▸ STATED EXERCISE: Render the lines of the records below as a JSON list of strings, one string per line with blank lines left out, beginning at the line that contains "- row-number-text: 14: [429, 929, 443, 946]" and stopping after the line that contains "- row-number-text: 13: [429, 905, 443, 922]". Both of those lines are included.
==============================
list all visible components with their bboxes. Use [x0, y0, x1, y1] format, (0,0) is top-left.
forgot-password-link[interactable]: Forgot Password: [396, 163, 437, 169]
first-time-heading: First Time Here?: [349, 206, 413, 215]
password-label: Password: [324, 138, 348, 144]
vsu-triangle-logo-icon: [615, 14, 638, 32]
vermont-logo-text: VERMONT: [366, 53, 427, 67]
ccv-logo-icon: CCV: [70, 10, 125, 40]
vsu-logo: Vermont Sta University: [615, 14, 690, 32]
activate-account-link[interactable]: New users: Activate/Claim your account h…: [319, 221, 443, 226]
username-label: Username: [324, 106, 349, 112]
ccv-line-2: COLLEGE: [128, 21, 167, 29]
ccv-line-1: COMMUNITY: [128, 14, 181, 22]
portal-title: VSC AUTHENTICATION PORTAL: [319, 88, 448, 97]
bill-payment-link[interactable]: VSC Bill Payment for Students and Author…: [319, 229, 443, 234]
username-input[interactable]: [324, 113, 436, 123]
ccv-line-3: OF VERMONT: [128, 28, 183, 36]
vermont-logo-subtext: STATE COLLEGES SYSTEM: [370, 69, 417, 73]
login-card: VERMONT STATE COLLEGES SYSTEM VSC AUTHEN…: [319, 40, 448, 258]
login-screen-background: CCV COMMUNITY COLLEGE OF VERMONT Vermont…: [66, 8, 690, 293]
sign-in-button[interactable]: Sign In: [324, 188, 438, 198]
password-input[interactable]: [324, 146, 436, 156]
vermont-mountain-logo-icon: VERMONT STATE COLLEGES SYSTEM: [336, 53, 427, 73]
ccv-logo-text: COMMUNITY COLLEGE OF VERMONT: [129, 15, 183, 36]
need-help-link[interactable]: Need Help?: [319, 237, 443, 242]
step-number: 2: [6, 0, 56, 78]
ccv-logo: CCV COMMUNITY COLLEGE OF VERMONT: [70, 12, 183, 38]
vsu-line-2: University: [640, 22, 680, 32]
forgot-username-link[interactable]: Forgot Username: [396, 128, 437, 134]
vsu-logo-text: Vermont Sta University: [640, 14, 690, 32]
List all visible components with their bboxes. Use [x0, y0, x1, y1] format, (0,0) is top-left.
==============================
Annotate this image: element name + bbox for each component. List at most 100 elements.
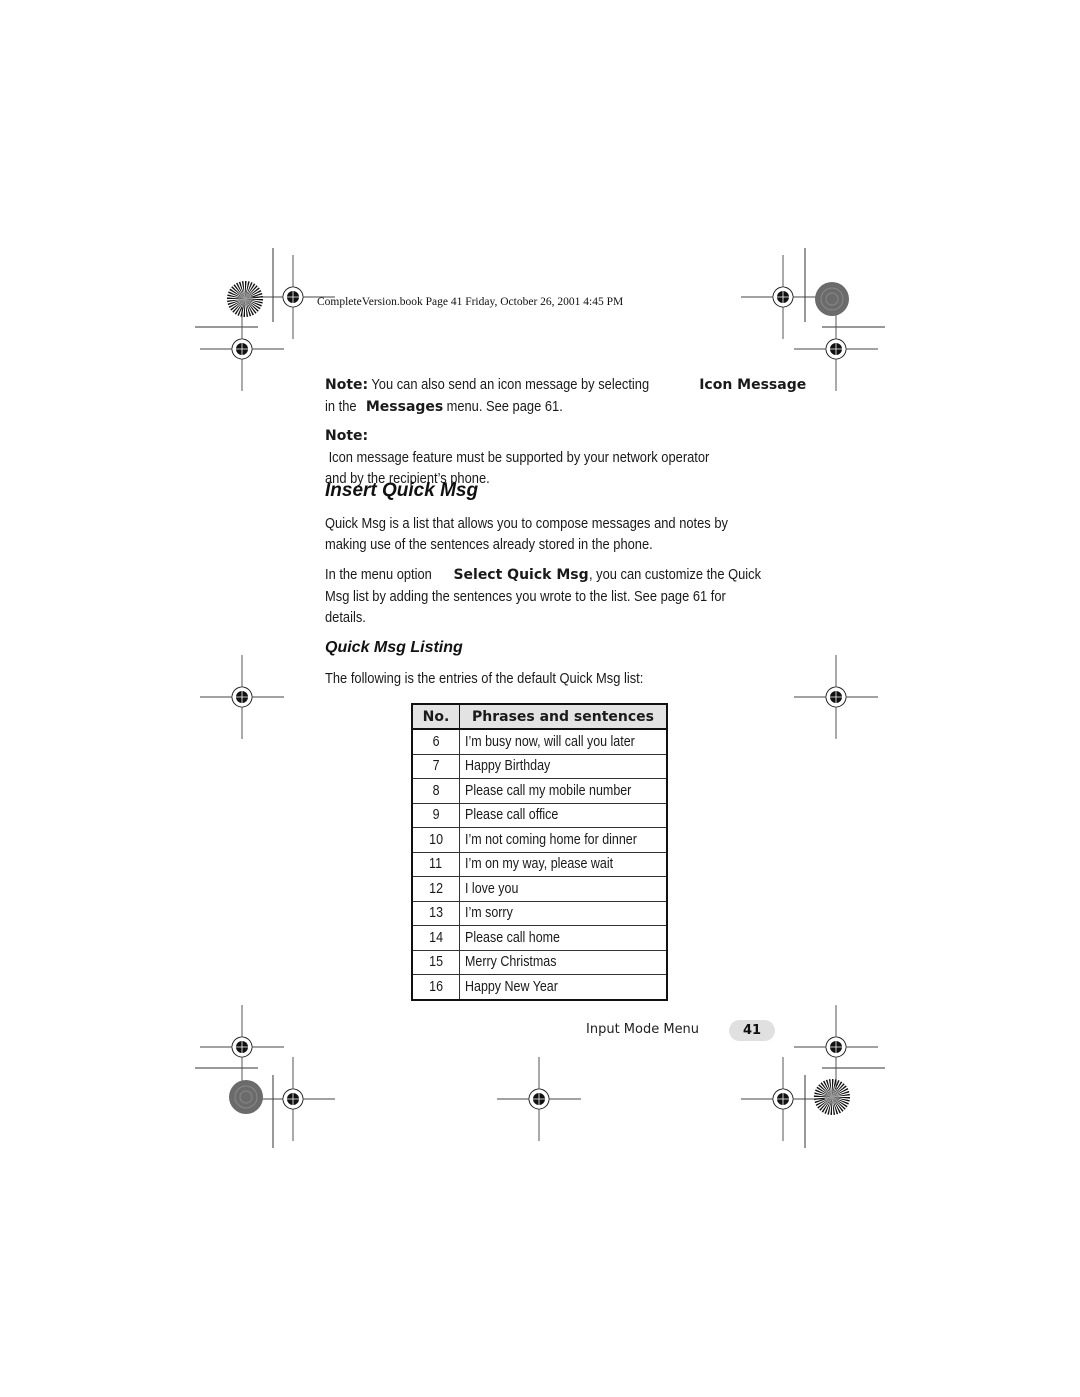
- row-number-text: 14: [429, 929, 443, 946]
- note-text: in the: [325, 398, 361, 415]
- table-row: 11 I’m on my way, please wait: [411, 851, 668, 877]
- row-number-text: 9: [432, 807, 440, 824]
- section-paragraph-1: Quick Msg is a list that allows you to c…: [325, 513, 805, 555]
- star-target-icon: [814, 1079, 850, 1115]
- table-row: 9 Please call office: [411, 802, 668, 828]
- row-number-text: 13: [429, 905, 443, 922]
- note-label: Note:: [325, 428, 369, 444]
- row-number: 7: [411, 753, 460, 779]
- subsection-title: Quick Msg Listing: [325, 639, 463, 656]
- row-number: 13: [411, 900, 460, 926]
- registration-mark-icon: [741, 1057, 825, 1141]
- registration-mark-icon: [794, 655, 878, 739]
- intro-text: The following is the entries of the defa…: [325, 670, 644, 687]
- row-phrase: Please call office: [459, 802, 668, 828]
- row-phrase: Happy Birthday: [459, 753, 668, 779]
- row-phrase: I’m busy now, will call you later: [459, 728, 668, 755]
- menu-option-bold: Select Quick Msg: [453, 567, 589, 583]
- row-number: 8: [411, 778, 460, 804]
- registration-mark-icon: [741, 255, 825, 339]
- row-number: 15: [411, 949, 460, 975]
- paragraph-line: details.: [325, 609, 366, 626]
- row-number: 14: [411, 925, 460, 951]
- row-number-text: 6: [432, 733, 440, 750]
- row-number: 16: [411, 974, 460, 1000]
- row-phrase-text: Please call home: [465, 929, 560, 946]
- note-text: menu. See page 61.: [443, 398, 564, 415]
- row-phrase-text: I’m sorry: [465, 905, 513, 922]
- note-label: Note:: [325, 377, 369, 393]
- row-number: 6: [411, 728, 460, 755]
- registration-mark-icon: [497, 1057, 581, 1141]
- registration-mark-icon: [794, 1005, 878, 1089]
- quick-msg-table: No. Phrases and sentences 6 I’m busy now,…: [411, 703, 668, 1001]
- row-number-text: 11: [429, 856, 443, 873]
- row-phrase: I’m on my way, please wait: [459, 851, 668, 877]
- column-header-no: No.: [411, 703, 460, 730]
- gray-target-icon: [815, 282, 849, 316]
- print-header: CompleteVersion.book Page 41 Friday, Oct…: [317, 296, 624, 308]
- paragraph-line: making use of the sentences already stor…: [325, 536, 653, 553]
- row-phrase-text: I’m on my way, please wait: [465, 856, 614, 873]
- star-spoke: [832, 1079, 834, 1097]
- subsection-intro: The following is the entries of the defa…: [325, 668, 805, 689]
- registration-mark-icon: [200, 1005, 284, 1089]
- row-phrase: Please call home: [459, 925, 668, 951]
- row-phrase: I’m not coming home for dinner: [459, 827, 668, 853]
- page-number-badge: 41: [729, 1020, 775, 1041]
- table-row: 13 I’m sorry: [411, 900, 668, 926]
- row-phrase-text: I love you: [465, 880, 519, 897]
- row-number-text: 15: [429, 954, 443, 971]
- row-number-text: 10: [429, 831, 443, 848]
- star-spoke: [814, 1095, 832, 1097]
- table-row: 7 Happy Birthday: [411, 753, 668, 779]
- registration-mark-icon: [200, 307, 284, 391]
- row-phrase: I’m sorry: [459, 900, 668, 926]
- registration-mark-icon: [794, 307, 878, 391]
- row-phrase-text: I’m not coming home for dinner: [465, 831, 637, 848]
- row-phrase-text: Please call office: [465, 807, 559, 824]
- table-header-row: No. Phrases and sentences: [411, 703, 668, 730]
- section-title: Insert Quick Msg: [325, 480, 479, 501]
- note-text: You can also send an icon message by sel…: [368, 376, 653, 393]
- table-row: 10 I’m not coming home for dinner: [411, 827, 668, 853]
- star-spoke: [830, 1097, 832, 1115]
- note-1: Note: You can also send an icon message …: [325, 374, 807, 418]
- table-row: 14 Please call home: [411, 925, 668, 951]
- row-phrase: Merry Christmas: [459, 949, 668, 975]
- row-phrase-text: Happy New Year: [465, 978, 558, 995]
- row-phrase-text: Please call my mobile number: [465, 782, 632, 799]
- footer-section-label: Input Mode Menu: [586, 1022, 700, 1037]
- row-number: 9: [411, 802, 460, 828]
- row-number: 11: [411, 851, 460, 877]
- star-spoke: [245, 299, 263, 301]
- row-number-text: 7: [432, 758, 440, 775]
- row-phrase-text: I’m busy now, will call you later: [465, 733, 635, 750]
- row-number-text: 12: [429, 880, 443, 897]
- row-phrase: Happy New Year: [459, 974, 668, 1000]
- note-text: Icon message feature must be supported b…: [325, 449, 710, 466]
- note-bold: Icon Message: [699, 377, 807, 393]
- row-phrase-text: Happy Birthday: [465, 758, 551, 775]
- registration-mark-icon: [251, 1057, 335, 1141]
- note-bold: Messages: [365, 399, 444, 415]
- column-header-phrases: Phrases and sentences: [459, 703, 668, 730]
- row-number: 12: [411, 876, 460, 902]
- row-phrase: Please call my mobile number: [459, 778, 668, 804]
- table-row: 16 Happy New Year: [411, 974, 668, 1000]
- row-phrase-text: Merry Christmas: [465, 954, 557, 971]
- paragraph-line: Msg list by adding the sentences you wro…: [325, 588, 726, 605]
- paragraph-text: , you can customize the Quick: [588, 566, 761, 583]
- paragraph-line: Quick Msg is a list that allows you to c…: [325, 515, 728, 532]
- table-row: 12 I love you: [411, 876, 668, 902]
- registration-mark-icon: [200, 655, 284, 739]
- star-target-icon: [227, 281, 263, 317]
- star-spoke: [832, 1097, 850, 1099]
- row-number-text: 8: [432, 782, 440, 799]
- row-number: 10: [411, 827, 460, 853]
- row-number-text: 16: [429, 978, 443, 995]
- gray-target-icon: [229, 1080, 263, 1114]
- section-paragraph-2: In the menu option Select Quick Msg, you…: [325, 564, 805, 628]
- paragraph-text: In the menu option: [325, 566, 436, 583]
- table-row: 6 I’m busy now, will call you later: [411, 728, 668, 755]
==============================
▸ SOLUTION BELOW:
[
  "- row-number-text: 14: [429, 929, 443, 946]",
  "- note-text: in the: [325, 398, 361, 415]",
  "- table-row: 11 I’m on my way, please wait: [411, 851, 668, 877]",
  "- row-number-text: 9: [432, 807, 440, 824]",
  "- section-paragraph-1: Quick Msg is a list that allows you to c…: [325, 513, 805, 555]",
  "- star-target-icon: [814, 1079, 850, 1115]",
  "- table-row: 9 Please call office: [411, 802, 668, 828]",
  "- row-number-text: 13: [429, 905, 443, 922]"
]